### Quoted text
※

For this step, your device needs to be configured for on-device development. Please see https://developer.android.com/studio/debug/dev-options for details.

Once ADB is enabled, use adb push to install pkg-snapdragon on the device. Note that the toolchain Docker image doesn't have ADB and doesn't set up the ADB bridge. Please use native ADB on the host.

~/src/llama.cpp$ adb push pkg-adb/llama.cpp /data/local/tmp/
pkg-adb/llama.cpp/bin/: 67 files pushed, 0 skipped. 190.2 MB/s (919095042 bytes in 4.607s)
pkg-adb/llama.cpp/include/: 19 files pushed, 0 skipped. 20.5 MB/s (255173 bytes in 0.012s)
pkg-adb/llama.cpp/lib/: 16 files pushed, 0 skipped. 144.4 MB/s (43801382 bytes in 0.289s)
102 files pushed, 0 skipped. 186.9 MB/s (963151597 bytes in 4.914s)

At this point, you should also install some models:

~/src/llama.cpp$ wget https://huggingface.co/bartowski/Llama-3.2-1B-Instruct-GGUF/resolve/main/Llama-3.2-1B-Instruct-Q4_0.gguf
...
2025-10-11 12:04:52 (10.7 MB/s) - Llama-3.2-1B-Instruct-Q4_0.gguf saved [773025920/773025920]

~/src/llama.cpp$ adb push Llama-3.2-1B-Instruct-Q4_0.gguf /data/local/tmp/gguf
Llama-3.2-1B-Instruct-Q4_0.gguf: 1 file pushed, 0 skipped. 38.3 MB/s (773025920 bytes in 19.250s)

How to Run

The easiest way to run llama.cpp cli tools is using provided wrapper scripts that properly set up all required environment variables.

llama.cpp supports three backends on Snapdragon-based devices: CPU, Adreno GPU (GPUOpenCL), and Hexagon NPU (HTP0-4). You can select which backend to run the model on using the D= variable, which maps to the --device option.

Hexagon NPU behaves as a "GPU" device when it comes to -ngl and other offload-related options.

Here are some examples of running various llama.cpp tools via ADB.

Simple question for Llama-3.2-1B

~/src/llama.cpp$ M=Llama-3.2-1B-Instruct-Q4_0.gguf D=HTP0 ./scripts/snapdragon/adb/run-completion.sh -p "what is the most popular cookie in the world?"
...
ggml-hex: Hexagon backend (experimental) : allocating new registry : ndev 1
ggml-hex: Hexagon Arch version v79
ggml-hex: allocating new session: HTP0
ggml-hex: new session: HTP0 : session-id 0 domain-id 3 uri file:///libggml-htp-v79.so?htp_iface_skel_handle_invoke&_modver=1.0&_dom=cdsp&_session=0 handle 0xb4000072c7955e50
...
load_tensors: offloading output layer to GPU
load_tensors: offloaded 17/17 layers to GPU
load_tensors:          CPU model buffer size =   225.49 MiB
load_tensors:         HTP0 model buffer size =     0.26 MiB
load_tensors:  HTP0-REPACK model buffer size =   504.00 MiB
...

※

### Exercises
(1) Answer these questions about the text on running llama.cpp on Snapdragon devices:
(a) What two things does the toolchain Docker image not provide?
(b) Which three backends does llama.cpp support on Snapdragon-based devices?
(c) Which option does the D= variable map to?
(2) Pick up the text on running llama.cpp on Snapdragon devices from the point where it stops, and keep writing.

Stored records
※

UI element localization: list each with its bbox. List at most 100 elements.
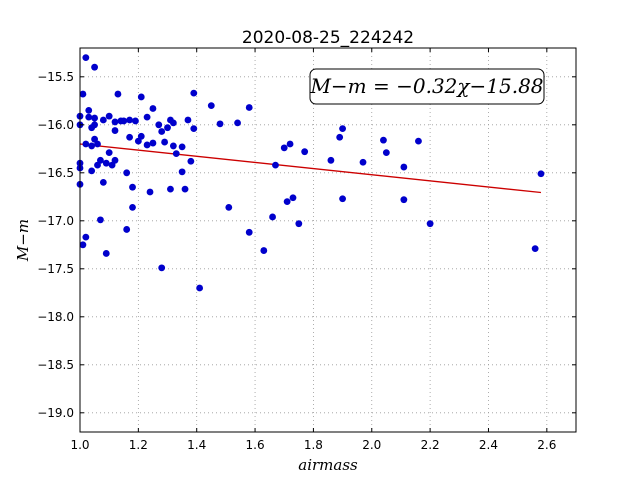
data-point: [111, 127, 119, 134]
grid-lines: [79, 48, 576, 432]
data-point: [161, 138, 169, 146]
data-point: [91, 121, 98, 129]
y-tick-label: −18.5: [37, 358, 74, 372]
data-point: [149, 139, 157, 147]
data-point: [91, 63, 98, 71]
data-point: [178, 168, 186, 176]
data-point: [146, 188, 154, 196]
data-point: [143, 113, 151, 121]
data-point: [99, 116, 107, 124]
data-point: [79, 241, 87, 249]
data-point: [88, 142, 96, 150]
y-tick-label: −17.0: [37, 214, 74, 228]
data-point: [114, 90, 122, 98]
data-point: [94, 140, 101, 148]
data-point: [339, 125, 346, 133]
data-point: [132, 117, 139, 125]
fit-line: [79, 143, 542, 194]
data-point: [126, 116, 133, 124]
data-point: [301, 148, 309, 156]
data-point: [164, 124, 171, 132]
data-point: [190, 125, 198, 133]
x-axis-label: airmass: [298, 456, 358, 474]
data-point: [167, 185, 174, 193]
data-point: [234, 119, 241, 127]
data-point: [537, 170, 545, 178]
x-tick-label: 1.4: [187, 438, 206, 452]
data-point: [272, 161, 279, 169]
data-point: [295, 220, 303, 228]
data-point: [245, 228, 253, 236]
data-point: [85, 113, 93, 121]
data-point: [82, 54, 90, 61]
data-point: [129, 183, 136, 191]
data-point: [207, 102, 215, 109]
y-tick-label: −17.5: [37, 262, 74, 276]
data-point: [102, 250, 110, 257]
data-point: [400, 163, 408, 171]
data-point: [289, 194, 297, 202]
data-point: [172, 150, 180, 158]
data-point: [82, 233, 90, 241]
annotation-text: M−m = −0.32χ−15.88: [309, 74, 543, 98]
x-tick-labels: 1.0 1.2 1.4 1.6 1.8 2.0 2.2 2.4 2.6: [70, 438, 556, 452]
data-point: [216, 120, 224, 128]
fit-annotation: M−m = −0.32χ−15.88: [309, 68, 545, 105]
data-point: [245, 104, 253, 111]
data-point: [359, 158, 367, 166]
data-point: [400, 196, 408, 204]
data-point: [380, 136, 387, 144]
data-point: [97, 216, 104, 224]
data-point: [126, 133, 133, 141]
data-point: [88, 167, 96, 175]
fit-line-layer: [79, 143, 542, 194]
data-point: [82, 140, 90, 148]
data-point: [129, 203, 136, 211]
data-point: [123, 226, 131, 233]
data-point: [531, 245, 539, 253]
y-axis-label: M−m: [14, 219, 32, 262]
data-point: [120, 117, 128, 125]
data-point: [105, 112, 113, 120]
data-point: [111, 156, 119, 164]
data-point: [99, 179, 107, 186]
data-point: [181, 185, 189, 193]
data-point: [105, 149, 113, 157]
data-point: [260, 247, 268, 254]
data-point: [178, 143, 186, 151]
data-point: [149, 105, 157, 112]
data-point: [426, 220, 434, 228]
data-point: [169, 142, 177, 150]
data-point: [339, 195, 346, 203]
data-point: [225, 203, 233, 211]
data-point: [415, 137, 422, 145]
y-tick-label: −16.5: [37, 166, 74, 180]
data-point: [85, 107, 93, 114]
data-point: [158, 128, 166, 135]
x-tick-label: 2.2: [421, 438, 440, 452]
data-point: [382, 149, 390, 157]
plot-area: [80, 48, 576, 432]
data-point: [123, 169, 131, 177]
plot-frame: [79, 47, 577, 433]
data-point: [187, 157, 195, 165]
data-point: [169, 119, 177, 127]
data-point: [143, 141, 151, 149]
data-point: [155, 121, 163, 129]
data-point: [280, 144, 288, 152]
x-tick-label: 1.6: [246, 438, 265, 452]
data-points: [76, 54, 545, 292]
y-tick-labels: −15.5 −16.0 −16.5 −17.0 −17.5 −18.0 −18.5 −19.0: [37, 70, 74, 420]
data-point: [190, 89, 198, 97]
y-tick-label: −18.0: [37, 310, 74, 324]
data-point: [91, 114, 98, 122]
data-point: [137, 93, 145, 101]
data-point: [269, 213, 276, 221]
annotation-box: [309, 68, 545, 105]
data-point: [79, 90, 87, 98]
data-point: [137, 132, 145, 140]
data-point: [336, 133, 344, 141]
y-tick-label: −19.0: [37, 406, 74, 420]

※

### In response
(1)
(a) It doesn't have ADB and doesn't set up the ADB bridge.
(b) CPU, Adreno GPU (GPUOpenCL), and Hexagon NPU (HTP0-4).
(c) The --device option.

(2)
I hope this helps you understand the world's most popular cookies! [end of text]
...
llama_perf_sampler_print:    sampling time =      30.08 ms /   487 runs   (    0.06 ms per token, 16191.77 tokens per second)
llama_perf_context_print:        load time =     617.94 ms
llama_perf_context_print: prompt eval time =      80.76 ms /    11 tokens (    7.34 ms per token,   136.21 tokens per second)
llama_perf_context_print:        eval time =    9210.59 ms /   475 runs   (   19.39 ms per token,    51.57 tokens per second)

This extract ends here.